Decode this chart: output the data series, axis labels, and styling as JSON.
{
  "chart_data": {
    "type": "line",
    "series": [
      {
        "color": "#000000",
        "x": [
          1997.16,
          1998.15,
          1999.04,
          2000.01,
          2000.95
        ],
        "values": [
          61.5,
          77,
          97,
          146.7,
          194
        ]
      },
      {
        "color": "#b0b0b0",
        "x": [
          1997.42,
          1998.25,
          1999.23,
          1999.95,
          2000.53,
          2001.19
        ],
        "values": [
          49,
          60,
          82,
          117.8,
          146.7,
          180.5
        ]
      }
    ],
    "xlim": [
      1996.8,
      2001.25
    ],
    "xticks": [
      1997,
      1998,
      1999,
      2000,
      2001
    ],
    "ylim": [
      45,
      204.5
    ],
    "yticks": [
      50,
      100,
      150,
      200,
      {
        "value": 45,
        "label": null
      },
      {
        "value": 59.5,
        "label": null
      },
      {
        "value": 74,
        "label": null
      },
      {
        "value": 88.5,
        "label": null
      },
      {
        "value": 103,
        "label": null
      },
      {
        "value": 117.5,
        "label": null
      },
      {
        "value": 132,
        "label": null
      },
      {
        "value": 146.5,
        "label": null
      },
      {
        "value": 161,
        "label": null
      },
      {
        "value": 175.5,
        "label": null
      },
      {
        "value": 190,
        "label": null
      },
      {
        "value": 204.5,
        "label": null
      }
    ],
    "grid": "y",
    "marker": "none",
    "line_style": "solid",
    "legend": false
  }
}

------------------------------------------------

WHAT TO DO = Output each record precisely as given.

THE COMPLETED TASK =
Decode this chart: output the data series, axis labels, and styling as JSON.
{
  "chart_data": {
    "type": "line",
    "series": [
      {
        "color": "#000000",
        "x": [
          1997.16,
          1998.15,
          1999.04,
          2000.01,
          2000.95
        ],
        "values": [
          61.5,
          77,
          97,
          146.7,
          194
        ]
      },
      {
        "color": "#b0b0b0",
        "x": [
          1997.42,
          1998.25,
          1999.23,
          1999.95,
          2000.53,
          2001.19
        ],
        "values": [
          49,
          60,
          82,
          117.8,
          146.7,
          180.5
        ]
      }
    ],
    "xlim": [
      1996.8,
      2001.25
    ],
    "xticks": [
      1997,
      1998,
      1999,
      2000,
      2001
    ],
    "ylim": [
      45,
      204.5
    ],
    "yticks": [
      50,
      100,
      150,
      200,
      {
        "value": 45,
        "label": null
      },
      {
        "value": 59.5,
        "label": null
      },
      {
        "value": 74,
        "label": null
      },
      {
        "value": 88.5,
        "label": null
      },
      {
        "value": 103,
        "label": null
      },
      {
        "value": 117.5,
        "label": null
      },
      {
        "value": 132,
        "label": null
      },
      {
        "value": 146.5,
        "label": null
      },
      {
        "value": 161,
        "label": null
      },
      {
        "value": 175.5,
        "label": null
      },
      {
        "value": 190,
        "label": null
      },
      {
        "value": 204.5,
        "label": null
      }
    ],
    "grid": "y",
    "marker": "none",
    "line_style": "solid",
    "legend": false
  }
}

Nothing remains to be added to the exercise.